* BEGIN DATA FOR THE TASK *

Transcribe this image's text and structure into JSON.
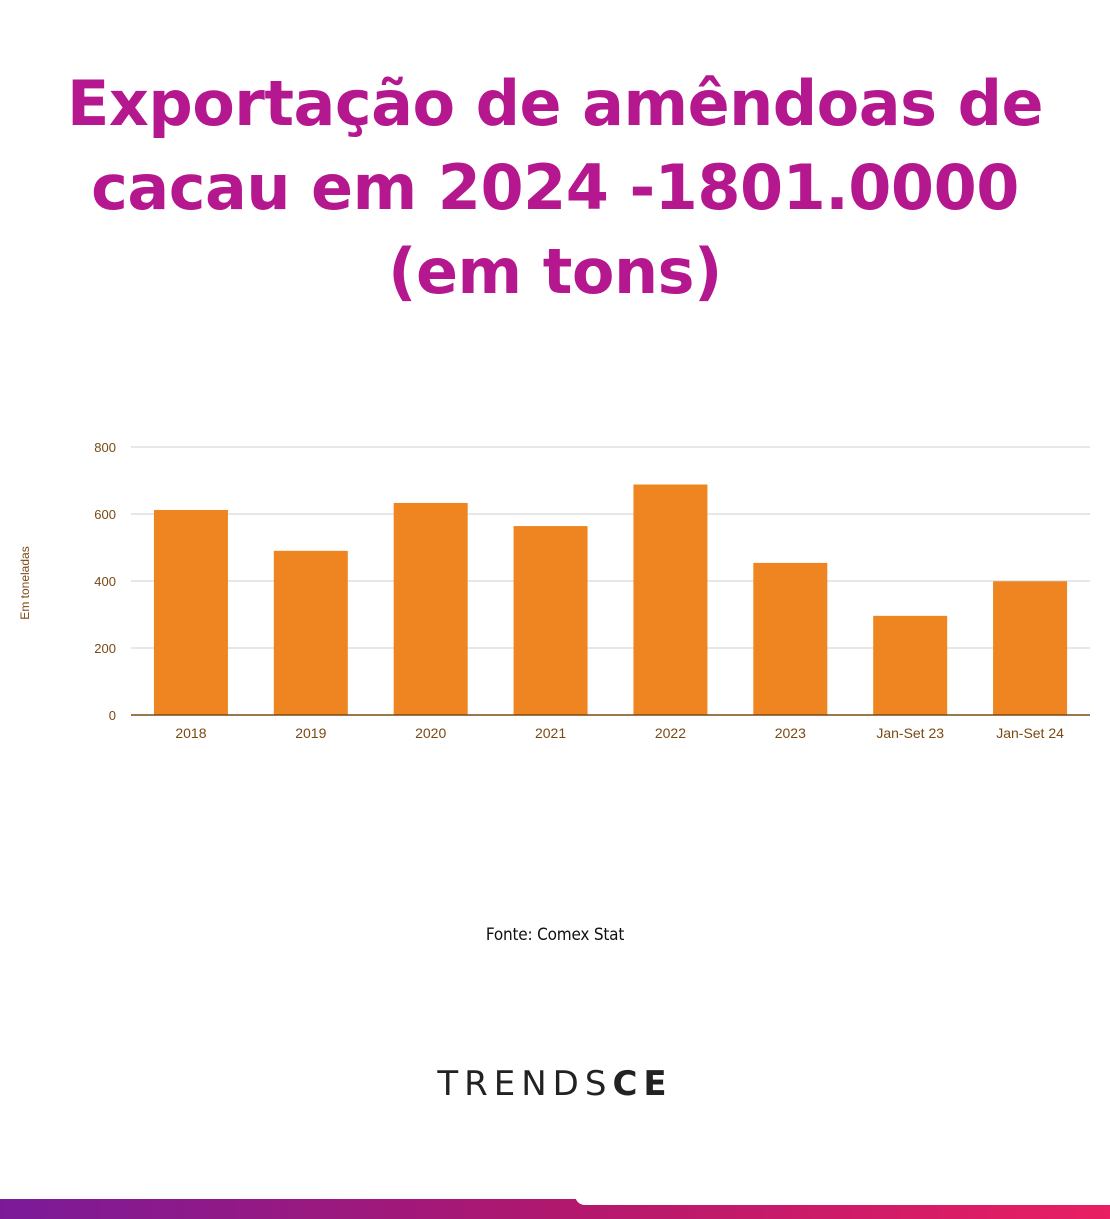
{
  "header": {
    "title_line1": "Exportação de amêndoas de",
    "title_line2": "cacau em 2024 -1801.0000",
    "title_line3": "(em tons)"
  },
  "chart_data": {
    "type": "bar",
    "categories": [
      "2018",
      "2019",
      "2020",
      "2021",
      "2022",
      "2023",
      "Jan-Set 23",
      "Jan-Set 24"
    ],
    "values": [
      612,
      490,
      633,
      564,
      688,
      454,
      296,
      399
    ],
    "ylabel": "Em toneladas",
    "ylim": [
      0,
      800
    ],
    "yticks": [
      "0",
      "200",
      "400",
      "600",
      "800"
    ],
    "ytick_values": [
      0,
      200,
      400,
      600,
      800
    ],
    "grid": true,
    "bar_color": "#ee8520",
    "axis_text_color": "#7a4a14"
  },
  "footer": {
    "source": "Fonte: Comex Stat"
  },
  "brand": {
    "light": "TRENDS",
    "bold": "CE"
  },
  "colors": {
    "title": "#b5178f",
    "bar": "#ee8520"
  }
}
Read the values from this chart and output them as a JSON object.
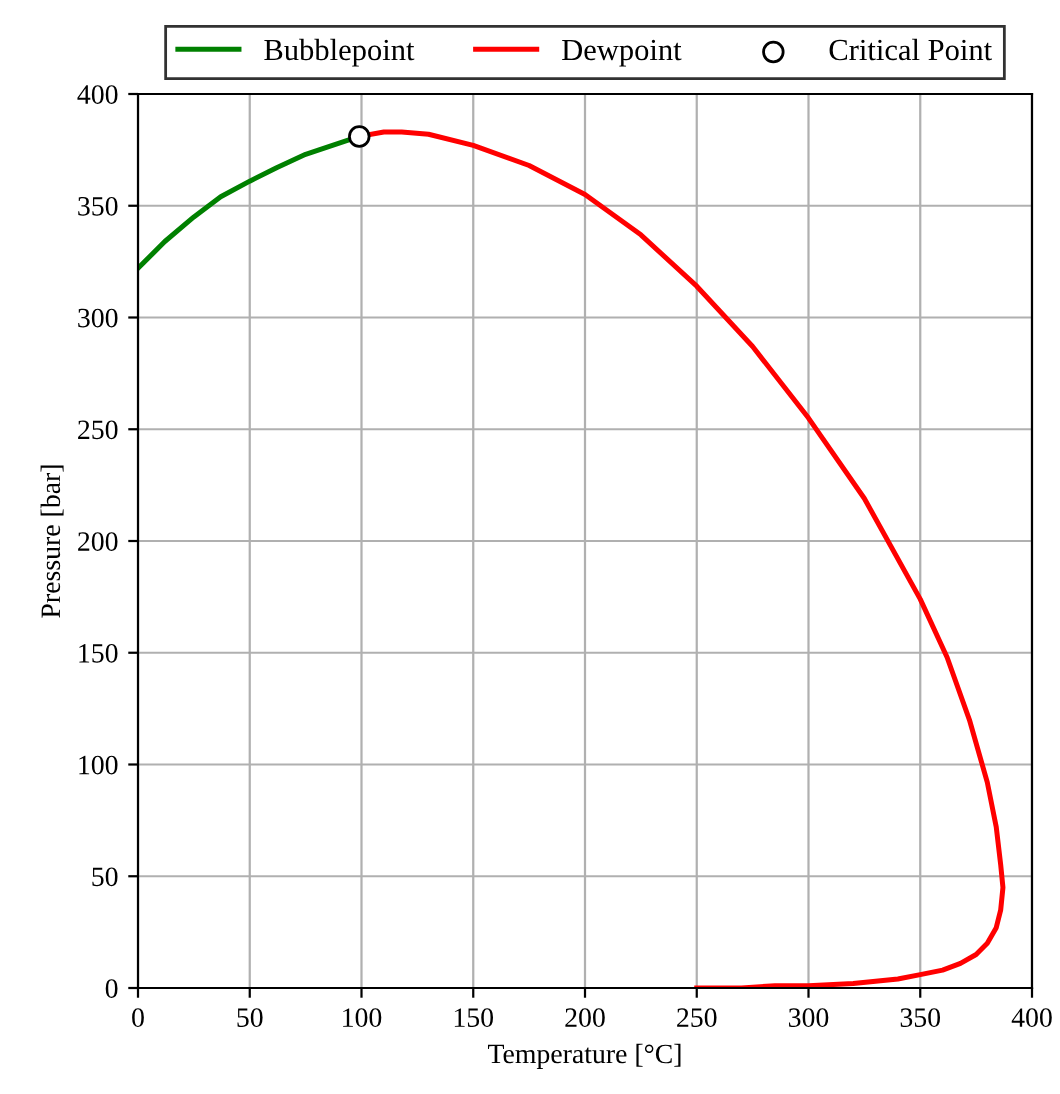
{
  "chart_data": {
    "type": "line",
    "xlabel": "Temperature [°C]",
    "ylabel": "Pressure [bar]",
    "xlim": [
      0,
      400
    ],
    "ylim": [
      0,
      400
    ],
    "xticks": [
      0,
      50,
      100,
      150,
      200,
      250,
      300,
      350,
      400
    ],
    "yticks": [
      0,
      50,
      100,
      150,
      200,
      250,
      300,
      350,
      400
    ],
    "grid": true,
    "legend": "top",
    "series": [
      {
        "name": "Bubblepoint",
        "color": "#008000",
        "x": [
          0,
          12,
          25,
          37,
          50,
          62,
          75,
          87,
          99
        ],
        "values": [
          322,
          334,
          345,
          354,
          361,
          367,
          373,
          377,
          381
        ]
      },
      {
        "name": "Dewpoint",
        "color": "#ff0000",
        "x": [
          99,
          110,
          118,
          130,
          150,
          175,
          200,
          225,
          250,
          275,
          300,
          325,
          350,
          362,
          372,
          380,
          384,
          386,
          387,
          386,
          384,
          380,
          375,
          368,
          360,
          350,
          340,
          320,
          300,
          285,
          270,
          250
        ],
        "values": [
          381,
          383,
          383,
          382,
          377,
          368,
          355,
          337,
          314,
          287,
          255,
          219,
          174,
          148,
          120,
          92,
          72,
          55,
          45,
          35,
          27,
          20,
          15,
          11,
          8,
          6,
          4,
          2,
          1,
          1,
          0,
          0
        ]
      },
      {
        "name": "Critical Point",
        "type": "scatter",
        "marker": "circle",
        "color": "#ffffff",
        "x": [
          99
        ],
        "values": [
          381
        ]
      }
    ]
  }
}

* END DATA FOR THE TASK *

> _THE PROBLEM_
Select and copy each line from the data that includes the word "ylabel".

> _SOLUTION TO THE PROBLEM_
    "ylabel": "Em toneladas",
    "ylabel": "Pressure [bar]",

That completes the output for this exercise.